>> START Input records

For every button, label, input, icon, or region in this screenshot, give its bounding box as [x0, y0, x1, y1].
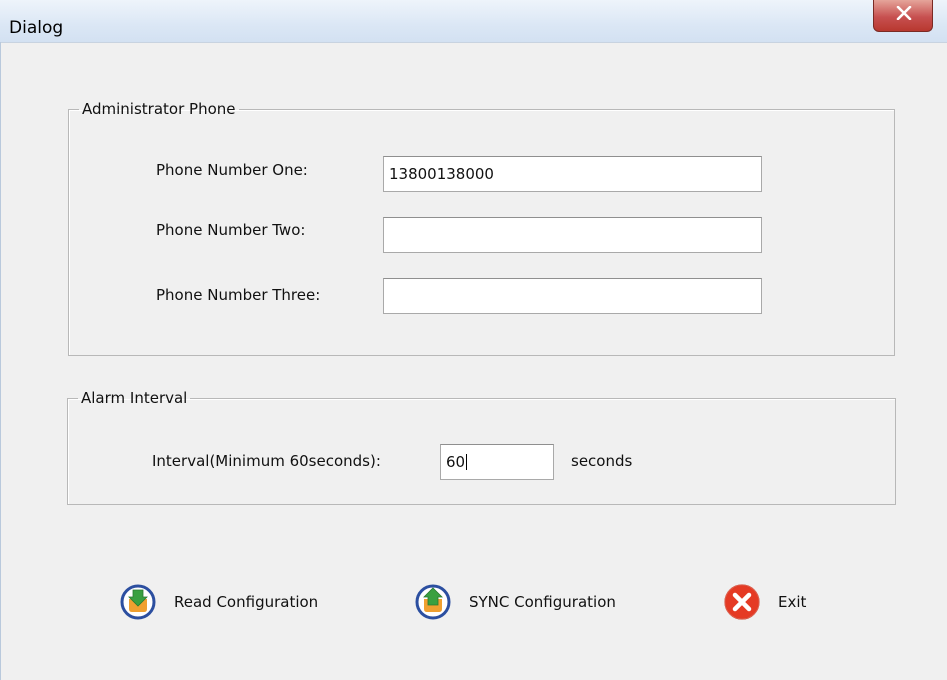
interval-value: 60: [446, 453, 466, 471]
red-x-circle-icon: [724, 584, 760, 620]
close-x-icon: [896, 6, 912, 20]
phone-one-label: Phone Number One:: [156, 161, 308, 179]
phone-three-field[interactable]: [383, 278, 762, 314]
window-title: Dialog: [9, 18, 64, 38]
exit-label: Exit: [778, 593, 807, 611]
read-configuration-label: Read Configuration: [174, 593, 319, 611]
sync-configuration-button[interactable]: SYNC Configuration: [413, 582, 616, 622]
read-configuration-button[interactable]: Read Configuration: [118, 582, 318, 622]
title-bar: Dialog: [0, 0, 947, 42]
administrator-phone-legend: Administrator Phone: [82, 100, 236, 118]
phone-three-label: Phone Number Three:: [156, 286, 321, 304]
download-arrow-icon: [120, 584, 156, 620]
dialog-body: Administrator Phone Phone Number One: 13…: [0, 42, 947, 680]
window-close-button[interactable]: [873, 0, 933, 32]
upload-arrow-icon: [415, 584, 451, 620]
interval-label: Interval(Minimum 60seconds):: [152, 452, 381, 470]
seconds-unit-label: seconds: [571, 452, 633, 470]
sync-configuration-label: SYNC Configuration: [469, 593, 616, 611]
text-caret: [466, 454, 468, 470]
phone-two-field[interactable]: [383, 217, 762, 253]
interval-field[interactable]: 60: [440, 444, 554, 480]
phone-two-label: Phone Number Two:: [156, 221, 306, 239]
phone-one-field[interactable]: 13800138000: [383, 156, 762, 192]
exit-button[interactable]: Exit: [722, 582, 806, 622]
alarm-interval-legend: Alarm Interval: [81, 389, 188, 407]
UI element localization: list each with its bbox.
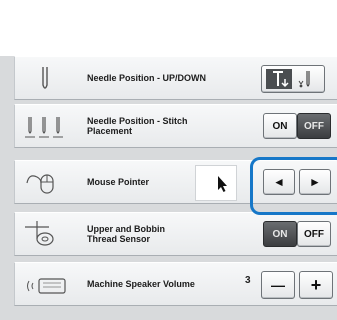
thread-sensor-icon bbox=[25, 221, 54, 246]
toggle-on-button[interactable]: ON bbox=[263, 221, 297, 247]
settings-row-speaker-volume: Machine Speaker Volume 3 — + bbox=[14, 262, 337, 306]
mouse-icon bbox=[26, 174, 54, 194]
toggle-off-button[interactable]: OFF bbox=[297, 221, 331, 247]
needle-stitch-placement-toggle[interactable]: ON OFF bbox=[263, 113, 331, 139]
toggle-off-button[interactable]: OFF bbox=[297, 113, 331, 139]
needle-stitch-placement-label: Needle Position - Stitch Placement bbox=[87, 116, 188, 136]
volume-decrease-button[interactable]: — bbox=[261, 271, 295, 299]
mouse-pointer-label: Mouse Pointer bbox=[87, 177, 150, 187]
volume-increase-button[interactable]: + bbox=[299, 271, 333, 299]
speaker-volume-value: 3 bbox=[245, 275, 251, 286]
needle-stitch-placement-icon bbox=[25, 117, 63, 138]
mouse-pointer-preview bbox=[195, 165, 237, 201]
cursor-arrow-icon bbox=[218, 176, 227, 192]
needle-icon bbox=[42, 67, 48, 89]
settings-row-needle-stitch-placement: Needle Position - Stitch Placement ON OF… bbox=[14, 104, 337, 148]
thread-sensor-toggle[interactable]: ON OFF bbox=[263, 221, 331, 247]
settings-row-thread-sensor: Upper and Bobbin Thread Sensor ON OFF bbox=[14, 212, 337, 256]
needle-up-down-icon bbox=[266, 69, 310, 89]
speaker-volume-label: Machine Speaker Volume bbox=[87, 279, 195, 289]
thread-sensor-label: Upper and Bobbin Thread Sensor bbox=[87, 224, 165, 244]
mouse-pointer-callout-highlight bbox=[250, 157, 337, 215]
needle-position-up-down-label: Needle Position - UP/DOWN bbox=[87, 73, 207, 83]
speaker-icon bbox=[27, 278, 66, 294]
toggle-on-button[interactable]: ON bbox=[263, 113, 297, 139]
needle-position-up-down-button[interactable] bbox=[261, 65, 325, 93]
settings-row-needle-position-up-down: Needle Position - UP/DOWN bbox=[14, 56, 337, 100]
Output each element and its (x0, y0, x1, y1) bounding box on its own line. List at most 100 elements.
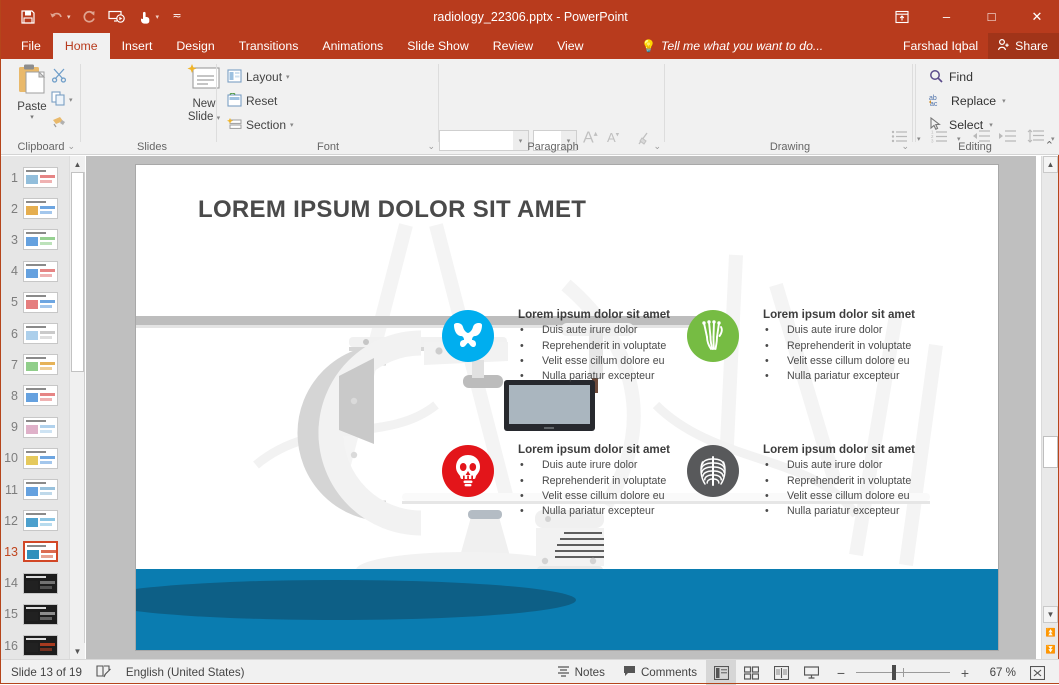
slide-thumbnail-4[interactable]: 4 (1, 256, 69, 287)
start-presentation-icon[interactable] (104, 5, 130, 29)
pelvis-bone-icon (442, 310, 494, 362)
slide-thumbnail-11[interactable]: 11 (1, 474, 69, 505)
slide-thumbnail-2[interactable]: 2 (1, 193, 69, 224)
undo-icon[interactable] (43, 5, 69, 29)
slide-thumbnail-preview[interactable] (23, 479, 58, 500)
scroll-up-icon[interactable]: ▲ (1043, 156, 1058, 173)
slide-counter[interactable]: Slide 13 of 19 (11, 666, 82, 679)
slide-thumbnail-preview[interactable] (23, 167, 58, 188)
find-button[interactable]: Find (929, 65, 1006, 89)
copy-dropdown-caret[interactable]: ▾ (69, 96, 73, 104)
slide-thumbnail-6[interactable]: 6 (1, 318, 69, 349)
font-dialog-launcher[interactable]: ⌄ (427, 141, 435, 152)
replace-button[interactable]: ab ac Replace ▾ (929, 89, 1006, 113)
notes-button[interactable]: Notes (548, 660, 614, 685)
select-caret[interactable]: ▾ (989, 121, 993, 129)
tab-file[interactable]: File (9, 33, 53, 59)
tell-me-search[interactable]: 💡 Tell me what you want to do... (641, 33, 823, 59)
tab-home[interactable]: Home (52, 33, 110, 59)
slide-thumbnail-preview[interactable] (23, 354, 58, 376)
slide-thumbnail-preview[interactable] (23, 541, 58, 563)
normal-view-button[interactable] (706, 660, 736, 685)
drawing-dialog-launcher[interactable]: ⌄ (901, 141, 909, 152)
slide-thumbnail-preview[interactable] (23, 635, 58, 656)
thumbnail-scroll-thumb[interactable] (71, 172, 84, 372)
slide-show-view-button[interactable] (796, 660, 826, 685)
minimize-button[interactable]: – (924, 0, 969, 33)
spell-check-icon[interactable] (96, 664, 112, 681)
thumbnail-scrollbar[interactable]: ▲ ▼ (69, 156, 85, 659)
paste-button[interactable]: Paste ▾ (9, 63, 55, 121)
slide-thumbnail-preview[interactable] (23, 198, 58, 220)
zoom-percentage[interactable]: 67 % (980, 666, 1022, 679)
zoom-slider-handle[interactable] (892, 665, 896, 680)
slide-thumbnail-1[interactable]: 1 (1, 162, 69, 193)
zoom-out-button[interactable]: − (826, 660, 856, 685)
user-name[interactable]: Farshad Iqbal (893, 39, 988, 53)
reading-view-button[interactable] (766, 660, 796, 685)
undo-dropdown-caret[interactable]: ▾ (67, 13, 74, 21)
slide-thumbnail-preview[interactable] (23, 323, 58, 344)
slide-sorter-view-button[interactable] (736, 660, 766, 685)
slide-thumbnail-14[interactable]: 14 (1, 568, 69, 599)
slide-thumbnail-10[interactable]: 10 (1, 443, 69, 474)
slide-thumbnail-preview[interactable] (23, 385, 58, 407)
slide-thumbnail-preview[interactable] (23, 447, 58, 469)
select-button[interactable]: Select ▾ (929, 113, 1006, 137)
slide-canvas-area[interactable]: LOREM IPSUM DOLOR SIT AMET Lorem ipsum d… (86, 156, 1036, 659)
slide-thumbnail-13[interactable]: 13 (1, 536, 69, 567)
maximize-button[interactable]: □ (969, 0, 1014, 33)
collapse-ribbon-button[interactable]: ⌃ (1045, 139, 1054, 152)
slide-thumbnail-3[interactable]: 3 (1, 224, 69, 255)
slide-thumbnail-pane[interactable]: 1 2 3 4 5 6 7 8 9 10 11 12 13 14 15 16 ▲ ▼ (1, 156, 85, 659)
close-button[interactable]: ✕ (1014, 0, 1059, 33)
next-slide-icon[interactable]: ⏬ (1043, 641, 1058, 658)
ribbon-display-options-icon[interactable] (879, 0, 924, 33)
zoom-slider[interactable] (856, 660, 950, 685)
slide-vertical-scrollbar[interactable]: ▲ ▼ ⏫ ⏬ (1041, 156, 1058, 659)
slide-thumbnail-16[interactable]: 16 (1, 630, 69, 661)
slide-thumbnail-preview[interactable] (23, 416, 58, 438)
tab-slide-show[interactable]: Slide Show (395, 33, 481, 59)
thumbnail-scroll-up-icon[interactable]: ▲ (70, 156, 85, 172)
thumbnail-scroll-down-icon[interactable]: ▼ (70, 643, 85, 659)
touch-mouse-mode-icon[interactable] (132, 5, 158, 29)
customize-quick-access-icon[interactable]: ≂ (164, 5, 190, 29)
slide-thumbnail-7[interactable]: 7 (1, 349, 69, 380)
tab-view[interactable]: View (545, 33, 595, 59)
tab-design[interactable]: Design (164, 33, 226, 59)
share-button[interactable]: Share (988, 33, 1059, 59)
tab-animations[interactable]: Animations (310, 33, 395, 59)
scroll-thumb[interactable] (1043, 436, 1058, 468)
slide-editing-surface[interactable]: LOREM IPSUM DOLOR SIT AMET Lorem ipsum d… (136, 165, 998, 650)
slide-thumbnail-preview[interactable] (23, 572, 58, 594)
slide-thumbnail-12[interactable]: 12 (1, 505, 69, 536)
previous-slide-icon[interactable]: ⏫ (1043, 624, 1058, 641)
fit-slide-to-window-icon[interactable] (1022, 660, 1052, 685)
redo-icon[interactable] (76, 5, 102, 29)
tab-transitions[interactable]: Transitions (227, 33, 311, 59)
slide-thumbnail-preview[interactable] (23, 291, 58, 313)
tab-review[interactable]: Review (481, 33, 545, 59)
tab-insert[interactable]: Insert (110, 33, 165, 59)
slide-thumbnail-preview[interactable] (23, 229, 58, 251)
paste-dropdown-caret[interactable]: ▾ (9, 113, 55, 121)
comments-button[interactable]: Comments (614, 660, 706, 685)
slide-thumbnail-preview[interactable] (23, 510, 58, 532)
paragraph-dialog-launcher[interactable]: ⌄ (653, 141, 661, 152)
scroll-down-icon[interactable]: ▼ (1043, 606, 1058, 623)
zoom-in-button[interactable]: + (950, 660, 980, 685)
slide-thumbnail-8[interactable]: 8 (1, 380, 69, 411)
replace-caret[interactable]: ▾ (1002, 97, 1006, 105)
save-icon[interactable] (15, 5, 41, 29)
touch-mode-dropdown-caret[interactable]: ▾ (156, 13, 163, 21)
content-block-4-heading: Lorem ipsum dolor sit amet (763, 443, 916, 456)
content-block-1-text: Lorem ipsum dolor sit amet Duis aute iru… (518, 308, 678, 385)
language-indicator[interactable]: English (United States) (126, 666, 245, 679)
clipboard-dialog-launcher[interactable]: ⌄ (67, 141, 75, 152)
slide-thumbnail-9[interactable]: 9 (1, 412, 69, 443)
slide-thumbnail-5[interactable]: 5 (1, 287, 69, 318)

>> END Input records

**Exercise prompt**
Can you format the items from the line containing "thread-sensor-icon bbox=[25, 221, 54, 246]" through the line containing "thread-sensor-toggle[interactable]: ON OFF" as a numbered list, leaving out any blank lines?

**The result**
1. thread-sensor-icon bbox=[25, 221, 54, 246]
2. toggle-on-button[interactable]: ON bbox=[263, 221, 297, 247]
3. settings-row-speaker-volume: Machine Speaker Volume 3 — + bbox=[14, 262, 337, 306]
4. mouse-icon bbox=[26, 174, 54, 194]
5. toggle-off-button[interactable]: OFF bbox=[297, 221, 331, 247]
6. needle-stitch-placement-toggle[interactable]: ON OFF bbox=[263, 113, 331, 139]
7. toggle-off-button[interactable]: OFF bbox=[297, 113, 331, 139]
8. needle-stitch-placement-label: Needle Position - Stitch Placement bbox=[87, 116, 188, 136]
9. volume-decrease-button[interactable]: — bbox=[261, 271, 295, 299]
10. mouse-pointer-label: Mouse Pointer bbox=[87, 177, 150, 187]
11. volume-increase-button[interactable]: + bbox=[299, 271, 333, 299]
12. speaker-volume-value: 3 bbox=[245, 275, 251, 286]
13. needle-stitch-placement-icon bbox=[25, 117, 63, 138]
14. mouse-pointer-preview bbox=[195, 165, 237, 201]
15. cursor-arrow-icon bbox=[218, 176, 227, 192]
16. needle-icon bbox=[42, 67, 48, 89]
17. settings-row-needle-stitch-placement: Needle Position - Stitch Placement ON OF… bbox=[14, 104, 337, 148]
18. thread-sensor-toggle[interactable]: ON OFF bbox=[263, 221, 331, 247]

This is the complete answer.